- _Directive_:
Find and copy every line in the records that includes the string "time".

%%

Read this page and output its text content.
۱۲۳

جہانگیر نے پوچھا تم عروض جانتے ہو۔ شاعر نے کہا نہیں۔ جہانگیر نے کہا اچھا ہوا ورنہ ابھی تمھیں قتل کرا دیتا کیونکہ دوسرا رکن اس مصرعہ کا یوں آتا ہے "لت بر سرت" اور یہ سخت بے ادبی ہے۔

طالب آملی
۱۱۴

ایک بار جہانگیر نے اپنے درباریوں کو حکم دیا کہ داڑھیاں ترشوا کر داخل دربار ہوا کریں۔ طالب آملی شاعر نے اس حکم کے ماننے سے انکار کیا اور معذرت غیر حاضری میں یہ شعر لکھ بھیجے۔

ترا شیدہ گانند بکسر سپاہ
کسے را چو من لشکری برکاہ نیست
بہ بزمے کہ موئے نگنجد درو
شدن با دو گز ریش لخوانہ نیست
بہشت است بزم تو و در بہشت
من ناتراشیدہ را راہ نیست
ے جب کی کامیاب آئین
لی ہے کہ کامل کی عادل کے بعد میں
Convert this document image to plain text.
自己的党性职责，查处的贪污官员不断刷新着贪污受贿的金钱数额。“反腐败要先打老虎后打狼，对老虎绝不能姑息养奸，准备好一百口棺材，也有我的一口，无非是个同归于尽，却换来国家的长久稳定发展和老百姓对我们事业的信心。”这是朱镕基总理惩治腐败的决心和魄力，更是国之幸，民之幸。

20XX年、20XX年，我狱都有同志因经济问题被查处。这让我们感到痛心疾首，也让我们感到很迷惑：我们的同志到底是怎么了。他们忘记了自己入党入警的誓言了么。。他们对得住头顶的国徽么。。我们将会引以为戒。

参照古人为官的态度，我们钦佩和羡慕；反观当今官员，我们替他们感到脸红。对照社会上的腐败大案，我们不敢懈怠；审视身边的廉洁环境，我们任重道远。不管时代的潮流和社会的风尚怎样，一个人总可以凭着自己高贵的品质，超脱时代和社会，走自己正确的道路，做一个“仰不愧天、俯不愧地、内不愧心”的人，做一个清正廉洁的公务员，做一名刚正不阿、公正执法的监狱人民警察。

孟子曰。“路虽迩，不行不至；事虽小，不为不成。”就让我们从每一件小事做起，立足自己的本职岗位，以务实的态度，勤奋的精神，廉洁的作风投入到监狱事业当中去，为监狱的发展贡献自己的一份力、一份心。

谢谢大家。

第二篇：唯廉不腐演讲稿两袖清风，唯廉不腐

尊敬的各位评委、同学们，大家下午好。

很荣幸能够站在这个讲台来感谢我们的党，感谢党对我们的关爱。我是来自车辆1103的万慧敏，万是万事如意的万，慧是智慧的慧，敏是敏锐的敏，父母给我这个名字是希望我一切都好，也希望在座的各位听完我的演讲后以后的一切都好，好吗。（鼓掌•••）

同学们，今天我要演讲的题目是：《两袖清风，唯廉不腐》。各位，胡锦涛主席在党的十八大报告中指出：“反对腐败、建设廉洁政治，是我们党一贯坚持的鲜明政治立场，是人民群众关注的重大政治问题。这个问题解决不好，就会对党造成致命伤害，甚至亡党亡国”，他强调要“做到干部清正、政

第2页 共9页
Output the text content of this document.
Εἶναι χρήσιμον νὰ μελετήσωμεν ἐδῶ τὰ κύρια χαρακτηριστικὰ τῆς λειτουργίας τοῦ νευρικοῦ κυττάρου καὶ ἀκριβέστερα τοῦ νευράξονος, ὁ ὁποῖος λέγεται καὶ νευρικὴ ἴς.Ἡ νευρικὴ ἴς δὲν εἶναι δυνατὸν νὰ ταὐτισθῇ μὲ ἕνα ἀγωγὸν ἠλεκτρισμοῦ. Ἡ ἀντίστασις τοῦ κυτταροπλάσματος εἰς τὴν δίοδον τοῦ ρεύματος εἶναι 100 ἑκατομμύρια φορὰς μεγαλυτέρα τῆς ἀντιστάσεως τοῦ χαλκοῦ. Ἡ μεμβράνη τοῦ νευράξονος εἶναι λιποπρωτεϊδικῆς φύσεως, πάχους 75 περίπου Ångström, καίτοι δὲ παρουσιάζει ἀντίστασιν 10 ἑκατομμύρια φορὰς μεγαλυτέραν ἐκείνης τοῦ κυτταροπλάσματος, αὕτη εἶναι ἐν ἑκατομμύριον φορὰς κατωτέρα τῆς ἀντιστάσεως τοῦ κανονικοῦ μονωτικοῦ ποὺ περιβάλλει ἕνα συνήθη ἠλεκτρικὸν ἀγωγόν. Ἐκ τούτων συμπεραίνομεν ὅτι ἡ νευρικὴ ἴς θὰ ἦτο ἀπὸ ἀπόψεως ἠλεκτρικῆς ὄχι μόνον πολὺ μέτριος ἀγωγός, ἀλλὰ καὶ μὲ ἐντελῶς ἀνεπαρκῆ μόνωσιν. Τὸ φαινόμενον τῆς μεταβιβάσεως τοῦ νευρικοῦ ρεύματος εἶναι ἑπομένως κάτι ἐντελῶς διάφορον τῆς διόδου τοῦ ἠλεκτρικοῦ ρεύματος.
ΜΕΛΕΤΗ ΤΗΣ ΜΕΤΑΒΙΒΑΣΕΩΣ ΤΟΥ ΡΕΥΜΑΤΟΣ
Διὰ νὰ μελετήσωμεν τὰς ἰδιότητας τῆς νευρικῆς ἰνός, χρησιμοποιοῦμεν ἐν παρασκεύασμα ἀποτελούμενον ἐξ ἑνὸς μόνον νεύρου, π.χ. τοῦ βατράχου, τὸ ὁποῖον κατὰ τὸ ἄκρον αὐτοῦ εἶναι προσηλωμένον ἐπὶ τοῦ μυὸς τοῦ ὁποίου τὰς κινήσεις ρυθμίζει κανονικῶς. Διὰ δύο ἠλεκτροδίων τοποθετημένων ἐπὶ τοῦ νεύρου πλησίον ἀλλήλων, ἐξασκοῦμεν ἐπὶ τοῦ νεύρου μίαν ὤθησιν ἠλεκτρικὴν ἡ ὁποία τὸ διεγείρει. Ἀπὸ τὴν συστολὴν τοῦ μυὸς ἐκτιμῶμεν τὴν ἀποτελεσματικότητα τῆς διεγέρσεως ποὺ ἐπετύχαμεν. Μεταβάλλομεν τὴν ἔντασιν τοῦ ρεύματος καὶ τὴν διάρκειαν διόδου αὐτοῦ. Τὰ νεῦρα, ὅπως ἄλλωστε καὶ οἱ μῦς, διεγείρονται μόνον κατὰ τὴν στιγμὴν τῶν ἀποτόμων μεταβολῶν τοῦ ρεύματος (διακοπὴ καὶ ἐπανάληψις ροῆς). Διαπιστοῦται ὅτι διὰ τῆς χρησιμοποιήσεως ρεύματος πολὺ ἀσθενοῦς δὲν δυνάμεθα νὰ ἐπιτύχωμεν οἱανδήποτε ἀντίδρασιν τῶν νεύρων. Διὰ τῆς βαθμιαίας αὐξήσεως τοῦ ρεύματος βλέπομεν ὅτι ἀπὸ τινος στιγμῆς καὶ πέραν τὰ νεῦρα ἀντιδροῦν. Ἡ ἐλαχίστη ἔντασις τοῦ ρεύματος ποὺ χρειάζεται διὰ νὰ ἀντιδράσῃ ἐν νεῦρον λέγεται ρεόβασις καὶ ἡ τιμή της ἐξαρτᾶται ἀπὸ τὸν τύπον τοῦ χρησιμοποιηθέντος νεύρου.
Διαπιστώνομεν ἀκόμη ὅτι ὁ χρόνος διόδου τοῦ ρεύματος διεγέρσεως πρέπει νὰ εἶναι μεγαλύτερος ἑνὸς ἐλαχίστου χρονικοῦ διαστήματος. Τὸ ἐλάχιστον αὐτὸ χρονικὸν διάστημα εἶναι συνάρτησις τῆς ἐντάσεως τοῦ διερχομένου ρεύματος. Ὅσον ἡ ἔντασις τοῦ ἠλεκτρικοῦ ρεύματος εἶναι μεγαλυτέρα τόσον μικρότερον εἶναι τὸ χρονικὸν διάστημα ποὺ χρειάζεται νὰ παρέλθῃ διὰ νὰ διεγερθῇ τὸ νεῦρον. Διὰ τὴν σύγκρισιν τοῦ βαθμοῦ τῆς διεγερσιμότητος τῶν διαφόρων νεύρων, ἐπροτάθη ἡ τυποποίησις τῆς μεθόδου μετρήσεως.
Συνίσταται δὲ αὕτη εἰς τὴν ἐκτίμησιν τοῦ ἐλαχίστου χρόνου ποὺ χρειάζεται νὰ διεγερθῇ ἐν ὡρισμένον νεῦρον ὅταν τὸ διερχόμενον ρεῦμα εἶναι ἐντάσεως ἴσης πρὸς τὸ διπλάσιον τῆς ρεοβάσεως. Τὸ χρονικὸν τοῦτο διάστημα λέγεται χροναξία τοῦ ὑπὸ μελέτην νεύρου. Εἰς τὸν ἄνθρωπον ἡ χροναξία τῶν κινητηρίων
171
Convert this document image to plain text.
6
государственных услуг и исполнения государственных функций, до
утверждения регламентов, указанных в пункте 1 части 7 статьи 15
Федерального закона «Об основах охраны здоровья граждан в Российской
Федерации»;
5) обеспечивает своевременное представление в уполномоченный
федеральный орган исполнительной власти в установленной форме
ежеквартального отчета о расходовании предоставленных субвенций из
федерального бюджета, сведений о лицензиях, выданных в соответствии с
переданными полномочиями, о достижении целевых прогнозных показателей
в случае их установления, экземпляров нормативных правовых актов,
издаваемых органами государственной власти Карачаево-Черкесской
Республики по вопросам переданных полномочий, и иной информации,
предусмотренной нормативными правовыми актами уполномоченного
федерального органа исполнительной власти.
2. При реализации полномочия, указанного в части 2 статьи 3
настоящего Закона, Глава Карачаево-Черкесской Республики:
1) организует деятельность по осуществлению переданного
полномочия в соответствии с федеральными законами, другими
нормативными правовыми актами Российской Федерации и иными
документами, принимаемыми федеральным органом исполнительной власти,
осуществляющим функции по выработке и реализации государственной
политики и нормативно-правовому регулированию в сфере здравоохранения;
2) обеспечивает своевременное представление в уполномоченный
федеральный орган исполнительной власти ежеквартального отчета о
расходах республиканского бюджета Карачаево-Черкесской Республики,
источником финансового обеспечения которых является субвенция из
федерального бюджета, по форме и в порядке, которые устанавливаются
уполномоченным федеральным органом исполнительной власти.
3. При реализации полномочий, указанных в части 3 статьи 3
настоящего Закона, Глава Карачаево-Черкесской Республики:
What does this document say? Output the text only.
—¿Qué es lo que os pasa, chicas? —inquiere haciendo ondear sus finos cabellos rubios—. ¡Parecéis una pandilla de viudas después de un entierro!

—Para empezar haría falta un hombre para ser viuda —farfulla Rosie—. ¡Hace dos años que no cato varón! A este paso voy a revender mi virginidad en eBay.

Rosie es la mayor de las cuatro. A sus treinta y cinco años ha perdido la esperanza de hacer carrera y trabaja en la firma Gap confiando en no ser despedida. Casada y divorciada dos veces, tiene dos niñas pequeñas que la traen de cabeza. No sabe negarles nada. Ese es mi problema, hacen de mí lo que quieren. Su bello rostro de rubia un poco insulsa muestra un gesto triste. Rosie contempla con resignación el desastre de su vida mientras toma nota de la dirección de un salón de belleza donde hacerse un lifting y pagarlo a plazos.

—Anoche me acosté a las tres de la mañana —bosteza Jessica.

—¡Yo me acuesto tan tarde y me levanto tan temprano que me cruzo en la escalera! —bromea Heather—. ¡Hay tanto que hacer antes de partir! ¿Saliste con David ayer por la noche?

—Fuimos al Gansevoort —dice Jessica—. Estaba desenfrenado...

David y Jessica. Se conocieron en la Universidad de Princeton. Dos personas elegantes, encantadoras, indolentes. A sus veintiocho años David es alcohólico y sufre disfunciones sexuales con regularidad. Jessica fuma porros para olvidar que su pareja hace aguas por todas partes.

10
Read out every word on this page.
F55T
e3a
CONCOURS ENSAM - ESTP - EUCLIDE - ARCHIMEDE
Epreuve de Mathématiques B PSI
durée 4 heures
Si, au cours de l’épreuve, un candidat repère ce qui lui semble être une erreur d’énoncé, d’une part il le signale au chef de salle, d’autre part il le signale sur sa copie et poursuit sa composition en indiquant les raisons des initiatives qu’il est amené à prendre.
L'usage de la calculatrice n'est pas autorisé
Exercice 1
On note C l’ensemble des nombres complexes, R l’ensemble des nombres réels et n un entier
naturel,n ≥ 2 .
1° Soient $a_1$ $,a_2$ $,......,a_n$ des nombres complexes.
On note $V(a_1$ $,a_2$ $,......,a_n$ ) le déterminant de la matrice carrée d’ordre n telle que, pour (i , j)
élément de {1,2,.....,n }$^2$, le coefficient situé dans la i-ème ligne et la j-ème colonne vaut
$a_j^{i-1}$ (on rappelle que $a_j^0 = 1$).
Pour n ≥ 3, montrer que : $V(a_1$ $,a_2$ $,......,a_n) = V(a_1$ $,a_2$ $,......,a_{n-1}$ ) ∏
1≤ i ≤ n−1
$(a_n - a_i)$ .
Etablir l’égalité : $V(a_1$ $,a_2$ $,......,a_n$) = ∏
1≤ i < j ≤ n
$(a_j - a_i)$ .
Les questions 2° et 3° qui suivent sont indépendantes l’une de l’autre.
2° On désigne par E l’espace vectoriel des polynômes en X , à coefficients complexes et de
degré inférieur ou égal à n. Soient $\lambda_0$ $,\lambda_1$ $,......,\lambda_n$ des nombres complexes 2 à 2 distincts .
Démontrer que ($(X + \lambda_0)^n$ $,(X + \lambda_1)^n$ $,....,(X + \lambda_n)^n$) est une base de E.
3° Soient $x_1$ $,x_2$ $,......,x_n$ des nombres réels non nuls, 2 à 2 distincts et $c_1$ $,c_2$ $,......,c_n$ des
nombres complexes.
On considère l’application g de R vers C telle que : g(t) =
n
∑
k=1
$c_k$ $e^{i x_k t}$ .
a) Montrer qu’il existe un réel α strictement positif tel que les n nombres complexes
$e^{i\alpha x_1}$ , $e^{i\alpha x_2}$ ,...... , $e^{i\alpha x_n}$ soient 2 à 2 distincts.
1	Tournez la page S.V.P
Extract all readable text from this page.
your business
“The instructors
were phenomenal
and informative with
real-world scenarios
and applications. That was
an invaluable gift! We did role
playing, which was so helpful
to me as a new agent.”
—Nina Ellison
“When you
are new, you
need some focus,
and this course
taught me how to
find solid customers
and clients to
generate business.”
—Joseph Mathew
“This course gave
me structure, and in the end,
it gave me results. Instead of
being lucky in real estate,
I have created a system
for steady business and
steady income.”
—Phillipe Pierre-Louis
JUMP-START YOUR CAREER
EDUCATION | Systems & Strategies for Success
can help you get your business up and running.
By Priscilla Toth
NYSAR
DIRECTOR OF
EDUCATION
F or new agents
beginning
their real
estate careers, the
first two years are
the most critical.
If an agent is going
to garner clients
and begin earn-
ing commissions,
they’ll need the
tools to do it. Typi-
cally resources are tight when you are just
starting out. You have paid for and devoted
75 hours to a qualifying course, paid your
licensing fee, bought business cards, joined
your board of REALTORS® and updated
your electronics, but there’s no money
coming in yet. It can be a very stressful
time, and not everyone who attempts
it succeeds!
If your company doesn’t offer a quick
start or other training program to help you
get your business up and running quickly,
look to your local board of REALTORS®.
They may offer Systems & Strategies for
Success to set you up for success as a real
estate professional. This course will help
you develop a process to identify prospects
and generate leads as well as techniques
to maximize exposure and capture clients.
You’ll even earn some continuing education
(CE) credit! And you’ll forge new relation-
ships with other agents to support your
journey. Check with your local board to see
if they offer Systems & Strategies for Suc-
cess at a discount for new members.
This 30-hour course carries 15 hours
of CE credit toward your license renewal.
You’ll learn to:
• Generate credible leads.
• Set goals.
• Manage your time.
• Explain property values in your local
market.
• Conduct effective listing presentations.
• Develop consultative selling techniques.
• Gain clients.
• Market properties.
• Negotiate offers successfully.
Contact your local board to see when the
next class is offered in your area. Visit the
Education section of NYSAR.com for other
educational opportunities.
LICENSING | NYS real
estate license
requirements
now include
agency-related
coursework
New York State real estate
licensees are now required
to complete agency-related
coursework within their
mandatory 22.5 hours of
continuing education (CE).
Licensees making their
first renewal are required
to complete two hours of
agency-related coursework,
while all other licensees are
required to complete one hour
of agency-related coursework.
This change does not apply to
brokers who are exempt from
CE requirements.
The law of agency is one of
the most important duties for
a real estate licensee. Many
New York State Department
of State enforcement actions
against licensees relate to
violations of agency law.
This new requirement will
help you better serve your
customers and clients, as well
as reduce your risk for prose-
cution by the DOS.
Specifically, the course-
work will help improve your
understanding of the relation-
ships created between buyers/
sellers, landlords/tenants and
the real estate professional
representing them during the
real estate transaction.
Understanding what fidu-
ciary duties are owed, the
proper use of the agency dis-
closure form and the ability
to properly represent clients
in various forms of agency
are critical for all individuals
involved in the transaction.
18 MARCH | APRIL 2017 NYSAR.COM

%%

- _Output of the task_:
time, and not everyone who attempts
• Manage your time.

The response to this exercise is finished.